_Problems to work on_
a: Answer these questions about the forum posts.
(i) What did the first poster once drink a half bottle of?
(ii) Which city's downtown did that poster go streaking through?
(iii) Who is the quote about the two solutions to every problem credited to?
b: Pick up the forum posts after their last line and keep them going.

Whew, man, I haven’t tasted anything that foul since I drank a half bottle of thunderbird hot !
umm, of course I did go streaking through downtown Abilene after I drank it.
Hey, put that funnel down ! I don’t need any help drinking this.
I mean it back off, I have matches and Sealemon looks ready to let loose again.
Ayesha - Lioness
There are two solutions to every problem : the wrong one, and mine
(Thomas A. Edison)
:::is startled awake by the commotion around him:::
:::sees the empty parachutes around him:::
Oh no…the parachutes…sheriff sent paratroopers after me…NOOO!!!
:::fires random shots from his shotgun into the sky and injects extra doses into his arm:::
ARGGHHH!!!

_Material provided_
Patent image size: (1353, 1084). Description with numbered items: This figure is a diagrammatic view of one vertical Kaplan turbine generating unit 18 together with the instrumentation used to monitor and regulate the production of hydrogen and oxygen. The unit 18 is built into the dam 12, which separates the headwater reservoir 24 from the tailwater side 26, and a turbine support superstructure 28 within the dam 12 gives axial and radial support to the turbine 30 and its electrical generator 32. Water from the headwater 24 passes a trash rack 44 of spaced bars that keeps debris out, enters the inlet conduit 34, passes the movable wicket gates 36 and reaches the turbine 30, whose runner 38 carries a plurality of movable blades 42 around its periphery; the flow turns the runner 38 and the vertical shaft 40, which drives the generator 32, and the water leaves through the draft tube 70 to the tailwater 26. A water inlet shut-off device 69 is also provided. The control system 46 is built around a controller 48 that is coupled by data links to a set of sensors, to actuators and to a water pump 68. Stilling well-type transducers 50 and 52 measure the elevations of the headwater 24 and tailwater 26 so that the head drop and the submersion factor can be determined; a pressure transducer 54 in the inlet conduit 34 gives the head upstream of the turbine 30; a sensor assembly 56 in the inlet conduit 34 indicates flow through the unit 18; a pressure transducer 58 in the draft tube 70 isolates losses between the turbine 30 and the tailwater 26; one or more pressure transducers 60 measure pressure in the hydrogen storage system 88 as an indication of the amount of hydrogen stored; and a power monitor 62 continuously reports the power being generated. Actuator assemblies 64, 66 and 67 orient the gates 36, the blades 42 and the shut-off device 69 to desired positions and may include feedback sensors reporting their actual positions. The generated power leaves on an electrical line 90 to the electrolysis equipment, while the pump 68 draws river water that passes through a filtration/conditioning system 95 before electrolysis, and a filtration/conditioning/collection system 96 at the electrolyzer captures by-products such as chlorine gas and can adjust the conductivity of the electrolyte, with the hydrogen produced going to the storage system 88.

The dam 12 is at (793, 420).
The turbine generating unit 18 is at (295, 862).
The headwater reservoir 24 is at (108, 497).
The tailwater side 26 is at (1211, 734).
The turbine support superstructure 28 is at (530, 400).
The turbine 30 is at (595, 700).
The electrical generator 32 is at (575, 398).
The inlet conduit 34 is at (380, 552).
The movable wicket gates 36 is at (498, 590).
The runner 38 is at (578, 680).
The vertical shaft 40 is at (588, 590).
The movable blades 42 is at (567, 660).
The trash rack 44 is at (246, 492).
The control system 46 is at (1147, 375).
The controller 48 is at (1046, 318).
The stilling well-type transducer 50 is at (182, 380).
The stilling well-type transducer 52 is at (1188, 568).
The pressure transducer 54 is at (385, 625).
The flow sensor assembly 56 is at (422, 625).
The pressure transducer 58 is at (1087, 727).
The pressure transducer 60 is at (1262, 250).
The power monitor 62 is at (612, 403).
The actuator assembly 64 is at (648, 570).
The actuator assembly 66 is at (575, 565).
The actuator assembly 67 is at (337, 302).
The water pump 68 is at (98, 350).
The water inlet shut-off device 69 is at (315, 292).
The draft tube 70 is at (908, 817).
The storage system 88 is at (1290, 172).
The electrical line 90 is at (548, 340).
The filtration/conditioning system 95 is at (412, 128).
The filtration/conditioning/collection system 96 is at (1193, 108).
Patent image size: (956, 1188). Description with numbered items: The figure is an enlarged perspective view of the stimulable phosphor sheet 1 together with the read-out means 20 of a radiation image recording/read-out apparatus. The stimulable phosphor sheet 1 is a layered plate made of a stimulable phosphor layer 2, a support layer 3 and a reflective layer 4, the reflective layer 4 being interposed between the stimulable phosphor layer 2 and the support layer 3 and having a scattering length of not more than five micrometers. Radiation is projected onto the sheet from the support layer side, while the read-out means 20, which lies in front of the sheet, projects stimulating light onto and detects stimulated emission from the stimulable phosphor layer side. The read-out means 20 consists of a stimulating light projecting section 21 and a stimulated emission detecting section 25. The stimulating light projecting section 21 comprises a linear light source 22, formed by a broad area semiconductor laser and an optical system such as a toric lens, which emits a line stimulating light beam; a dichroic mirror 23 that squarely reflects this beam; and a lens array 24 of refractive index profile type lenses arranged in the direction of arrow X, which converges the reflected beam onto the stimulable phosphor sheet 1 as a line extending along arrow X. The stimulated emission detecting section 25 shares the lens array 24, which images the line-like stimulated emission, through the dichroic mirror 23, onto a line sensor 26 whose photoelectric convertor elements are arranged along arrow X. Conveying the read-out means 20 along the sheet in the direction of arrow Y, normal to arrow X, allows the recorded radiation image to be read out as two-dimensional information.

_Answers for this exercise_
a:
(i) Thunderbird hot.
(ii) Abilene.
(iii) Thomas A. Edison.

b:
:::flops down and puts his face on the windshield of the ambulance, growling loudly, with fire in his eyes:::
People are stupid. That’s all that ever needs to be said.
Wow…will ya look at Neuro? standing there, holding her little cat, getting hit on by some guy (good luck there, hehe. Didn’t anyone tell him?). Having a news reporter asking her how she feels.
Let’s get her in the caravan guys! We’ll tell her we’re sorry, and let her drown her grief in our cheap booze.
And when she passes out, we can shave her. 
You say “cheesy” like that’s a BAD thing.
Uh, guy? Just woke up here on the floor of the ol’ ambulance. Just found a petrified jelly doughut under the seat. Sheesh, you’d think EMT’s would have more respect for their bodies than to eat that shit!
Any Cheetos or jerky left?
Uh, I didn’t mind the yeti on the roof too much…man, now he’s singing and he couldn’t carry a tune in a bucket…but I dunno about getting Neurro all pissed off.
She’s 6’tall, she’s leather clad and she’s in mourning for her wombat…uh, cat. We may be in trouble here.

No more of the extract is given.